[EXERCISE GOAL]
Output every line of the data exactly as it appears.

──────

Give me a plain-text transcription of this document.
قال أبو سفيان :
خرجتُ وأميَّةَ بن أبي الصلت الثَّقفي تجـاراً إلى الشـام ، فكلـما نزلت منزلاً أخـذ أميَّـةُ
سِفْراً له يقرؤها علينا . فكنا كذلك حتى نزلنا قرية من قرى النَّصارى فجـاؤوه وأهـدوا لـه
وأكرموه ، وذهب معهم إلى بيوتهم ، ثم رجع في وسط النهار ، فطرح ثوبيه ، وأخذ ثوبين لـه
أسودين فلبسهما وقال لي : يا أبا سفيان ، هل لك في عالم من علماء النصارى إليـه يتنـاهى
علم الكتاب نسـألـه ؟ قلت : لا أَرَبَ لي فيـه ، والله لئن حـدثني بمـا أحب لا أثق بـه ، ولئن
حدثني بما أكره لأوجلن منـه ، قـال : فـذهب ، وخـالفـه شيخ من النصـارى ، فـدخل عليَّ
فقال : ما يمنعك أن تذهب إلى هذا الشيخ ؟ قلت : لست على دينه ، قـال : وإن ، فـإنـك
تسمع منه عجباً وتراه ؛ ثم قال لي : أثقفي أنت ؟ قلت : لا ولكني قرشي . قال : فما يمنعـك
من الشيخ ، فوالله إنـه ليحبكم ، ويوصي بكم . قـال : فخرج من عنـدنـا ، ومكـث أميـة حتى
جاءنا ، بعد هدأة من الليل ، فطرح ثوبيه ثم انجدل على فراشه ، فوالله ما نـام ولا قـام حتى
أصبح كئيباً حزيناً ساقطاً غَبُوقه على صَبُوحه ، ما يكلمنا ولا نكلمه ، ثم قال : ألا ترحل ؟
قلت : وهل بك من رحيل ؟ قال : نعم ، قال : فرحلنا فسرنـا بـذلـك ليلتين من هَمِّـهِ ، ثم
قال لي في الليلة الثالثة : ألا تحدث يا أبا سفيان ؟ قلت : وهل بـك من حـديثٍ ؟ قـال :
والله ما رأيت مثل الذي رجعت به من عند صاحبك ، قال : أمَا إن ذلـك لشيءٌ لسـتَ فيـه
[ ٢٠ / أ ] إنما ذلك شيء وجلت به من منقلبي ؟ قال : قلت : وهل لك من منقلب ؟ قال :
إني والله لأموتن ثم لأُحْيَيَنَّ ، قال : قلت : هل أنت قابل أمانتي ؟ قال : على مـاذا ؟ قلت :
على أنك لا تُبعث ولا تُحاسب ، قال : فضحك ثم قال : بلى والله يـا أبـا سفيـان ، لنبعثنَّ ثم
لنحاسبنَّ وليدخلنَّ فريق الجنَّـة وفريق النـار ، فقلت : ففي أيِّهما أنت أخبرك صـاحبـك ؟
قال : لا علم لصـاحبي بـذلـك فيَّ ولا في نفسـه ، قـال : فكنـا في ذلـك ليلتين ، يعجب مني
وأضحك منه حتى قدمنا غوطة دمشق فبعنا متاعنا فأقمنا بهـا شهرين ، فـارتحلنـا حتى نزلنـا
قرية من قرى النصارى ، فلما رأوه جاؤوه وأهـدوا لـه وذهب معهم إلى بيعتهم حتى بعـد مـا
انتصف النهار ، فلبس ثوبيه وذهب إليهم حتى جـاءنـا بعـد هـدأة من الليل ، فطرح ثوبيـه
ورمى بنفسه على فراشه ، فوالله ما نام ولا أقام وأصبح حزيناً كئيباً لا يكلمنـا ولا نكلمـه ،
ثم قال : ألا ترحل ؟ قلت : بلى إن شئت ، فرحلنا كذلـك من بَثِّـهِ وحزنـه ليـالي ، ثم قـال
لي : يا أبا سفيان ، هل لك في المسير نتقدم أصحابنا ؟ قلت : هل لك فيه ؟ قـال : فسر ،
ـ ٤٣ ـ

──────

[SOLUTION TO THIS EXERCISE]
Give me a plain-text transcription of this document.
قال أبو سفيان :
خرجتُ وأميَّةَ بن أبي الصلت الثَّقفي تجـاراً إلى الشـام ، فكلـما نزلت منزلاً أخـذ أميَّـةُ
سِفْراً له يقرؤها علينا . فكنا كذلك حتى نزلنا قرية من قرى النَّصارى فجـاؤوه وأهـدوا لـه
وأكرموه ، وذهب معهم إلى بيوتهم ، ثم رجع في وسط النهار ، فطرح ثوبيه ، وأخذ ثوبين لـه
أسودين فلبسهما وقال لي : يا أبا سفيان ، هل لك في عالم من علماء النصارى إليـه يتنـاهى
علم الكتاب نسـألـه ؟ قلت : لا أَرَبَ لي فيـه ، والله لئن حـدثني بمـا أحب لا أثق بـه ، ولئن
حدثني بما أكره لأوجلن منـه ، قـال : فـذهب ، وخـالفـه شيخ من النصـارى ، فـدخل عليَّ
فقال : ما يمنعك أن تذهب إلى هذا الشيخ ؟ قلت : لست على دينه ، قـال : وإن ، فـإنـك
تسمع منه عجباً وتراه ؛ ثم قال لي : أثقفي أنت ؟ قلت : لا ولكني قرشي . قال : فما يمنعـك
من الشيخ ، فوالله إنـه ليحبكم ، ويوصي بكم . قـال : فخرج من عنـدنـا ، ومكـث أميـة حتى
جاءنا ، بعد هدأة من الليل ، فطرح ثوبيه ثم انجدل على فراشه ، فوالله ما نـام ولا قـام حتى
أصبح كئيباً حزيناً ساقطاً غَبُوقه على صَبُوحه ، ما يكلمنا ولا نكلمه ، ثم قال : ألا ترحل ؟
قلت : وهل بك من رحيل ؟ قال : نعم ، قال : فرحلنا فسرنـا بـذلـك ليلتين من هَمِّـهِ ، ثم
قال لي في الليلة الثالثة : ألا تحدث يا أبا سفيان ؟ قلت : وهل بـك من حـديثٍ ؟ قـال :
والله ما رأيت مثل الذي رجعت به من عند صاحبك ، قال : أمَا إن ذلـك لشيءٌ لسـتَ فيـه
[ ٢٠ / أ ] إنما ذلك شيء وجلت به من منقلبي ؟ قال : قلت : وهل لك من منقلب ؟ قال :
إني والله لأموتن ثم لأُحْيَيَنَّ ، قال : قلت : هل أنت قابل أمانتي ؟ قال : على مـاذا ؟ قلت :
على أنك لا تُبعث ولا تُحاسب ، قال : فضحك ثم قال : بلى والله يـا أبـا سفيـان ، لنبعثنَّ ثم
لنحاسبنَّ وليدخلنَّ فريق الجنَّـة وفريق النـار ، فقلت : ففي أيِّهما أنت أخبرك صـاحبـك ؟
قال : لا علم لصـاحبي بـذلـك فيَّ ولا في نفسـه ، قـال : فكنـا في ذلـك ليلتين ، يعجب مني
وأضحك منه حتى قدمنا غوطة دمشق فبعنا متاعنا فأقمنا بهـا شهرين ، فـارتحلنـا حتى نزلنـا
قرية من قرى النصارى ، فلما رأوه جاؤوه وأهـدوا لـه وذهب معهم إلى بيعتهم حتى بعـد مـا
انتصف النهار ، فلبس ثوبيه وذهب إليهم حتى جـاءنـا بعـد هـدأة من الليل ، فطرح ثوبيـه
ورمى بنفسه على فراشه ، فوالله ما نام ولا أقام وأصبح حزيناً كئيباً لا يكلمنـا ولا نكلمـه ،
ثم قال : ألا ترحل ؟ قلت : بلى إن شئت ، فرحلنا كذلـك من بَثِّـهِ وحزنـه ليـالي ، ثم قـال
لي : يا أبا سفيان ، هل لك في المسير نتقدم أصحابنا ؟ قلت : هل لك فيه ؟ قـال : فسر ،
ـ ٤٣ ـ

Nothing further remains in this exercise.